### TASK INSTRUCTIONS
Every line containing the word "FXXZ" needs to be found and copied.

(Records from a data source)

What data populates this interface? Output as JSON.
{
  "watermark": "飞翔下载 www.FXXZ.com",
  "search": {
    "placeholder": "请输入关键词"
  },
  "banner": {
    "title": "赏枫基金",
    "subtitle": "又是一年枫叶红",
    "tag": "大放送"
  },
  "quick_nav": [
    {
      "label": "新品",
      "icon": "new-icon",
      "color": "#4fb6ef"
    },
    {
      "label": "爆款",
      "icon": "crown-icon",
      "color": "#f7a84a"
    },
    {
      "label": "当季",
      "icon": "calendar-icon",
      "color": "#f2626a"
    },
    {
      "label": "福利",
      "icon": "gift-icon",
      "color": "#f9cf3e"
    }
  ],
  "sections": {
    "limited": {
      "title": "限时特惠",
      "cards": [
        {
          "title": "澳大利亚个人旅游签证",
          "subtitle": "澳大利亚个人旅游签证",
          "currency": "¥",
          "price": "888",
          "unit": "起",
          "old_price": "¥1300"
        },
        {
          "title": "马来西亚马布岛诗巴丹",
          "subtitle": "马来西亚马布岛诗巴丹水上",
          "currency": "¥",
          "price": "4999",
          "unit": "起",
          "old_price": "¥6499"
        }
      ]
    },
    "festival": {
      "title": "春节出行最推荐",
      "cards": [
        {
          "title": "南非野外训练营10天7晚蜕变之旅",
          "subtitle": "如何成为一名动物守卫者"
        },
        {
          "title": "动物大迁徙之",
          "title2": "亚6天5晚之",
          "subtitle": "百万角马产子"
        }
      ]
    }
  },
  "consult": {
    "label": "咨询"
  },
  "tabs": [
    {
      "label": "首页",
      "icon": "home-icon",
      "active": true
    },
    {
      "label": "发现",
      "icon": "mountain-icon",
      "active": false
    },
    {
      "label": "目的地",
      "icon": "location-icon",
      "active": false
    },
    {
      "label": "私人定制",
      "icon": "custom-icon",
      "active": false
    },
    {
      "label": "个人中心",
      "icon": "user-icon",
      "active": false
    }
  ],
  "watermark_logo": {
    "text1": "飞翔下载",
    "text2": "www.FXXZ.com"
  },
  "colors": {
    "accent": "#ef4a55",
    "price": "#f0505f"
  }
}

--

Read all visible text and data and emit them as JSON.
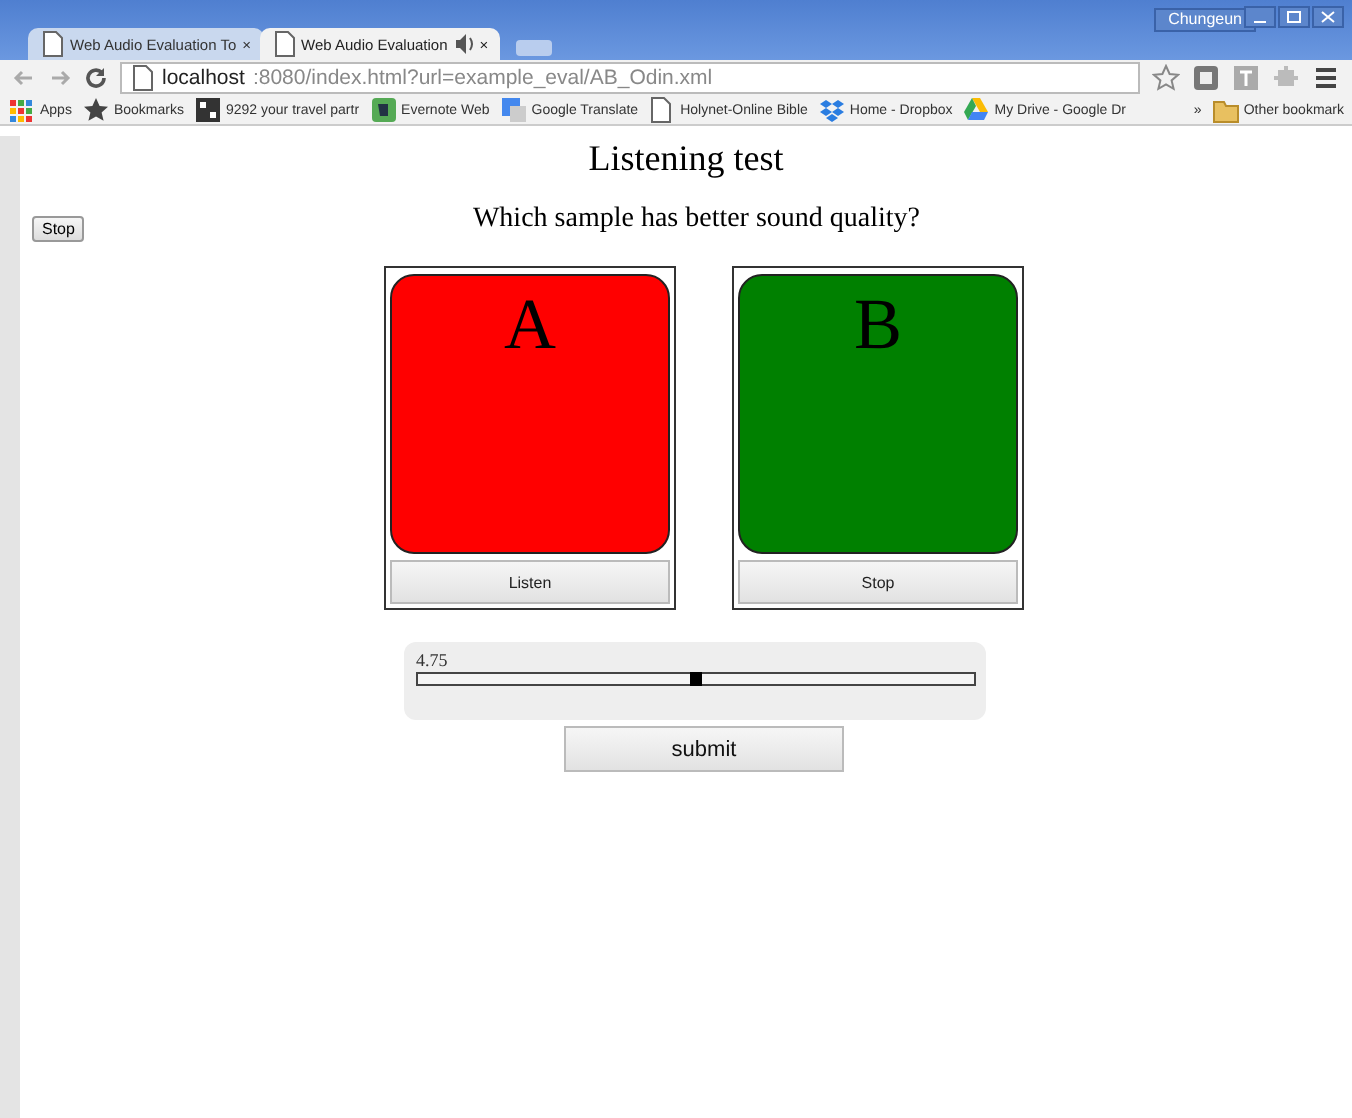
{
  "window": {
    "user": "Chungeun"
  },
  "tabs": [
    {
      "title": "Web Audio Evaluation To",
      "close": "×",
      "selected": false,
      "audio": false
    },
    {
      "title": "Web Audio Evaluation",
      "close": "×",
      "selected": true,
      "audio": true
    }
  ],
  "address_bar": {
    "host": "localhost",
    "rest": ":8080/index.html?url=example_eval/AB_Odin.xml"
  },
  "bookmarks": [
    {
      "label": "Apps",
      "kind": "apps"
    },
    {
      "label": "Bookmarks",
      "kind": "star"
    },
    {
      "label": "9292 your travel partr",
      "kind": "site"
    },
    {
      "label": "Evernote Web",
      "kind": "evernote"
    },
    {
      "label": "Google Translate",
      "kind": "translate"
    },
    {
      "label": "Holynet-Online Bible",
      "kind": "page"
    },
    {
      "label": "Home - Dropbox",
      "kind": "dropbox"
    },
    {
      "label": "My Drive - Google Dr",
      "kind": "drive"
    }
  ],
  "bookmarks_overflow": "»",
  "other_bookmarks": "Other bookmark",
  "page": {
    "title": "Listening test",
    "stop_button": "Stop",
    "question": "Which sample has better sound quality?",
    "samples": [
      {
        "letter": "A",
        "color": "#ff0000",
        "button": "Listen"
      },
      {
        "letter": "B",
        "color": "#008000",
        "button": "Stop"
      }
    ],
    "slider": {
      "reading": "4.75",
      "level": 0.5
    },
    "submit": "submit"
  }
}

### SOLUTION TO THE EXERCISE
  "watermark": "飞翔下载 www.FXXZ.com",
    "text2": "www.FXXZ.com"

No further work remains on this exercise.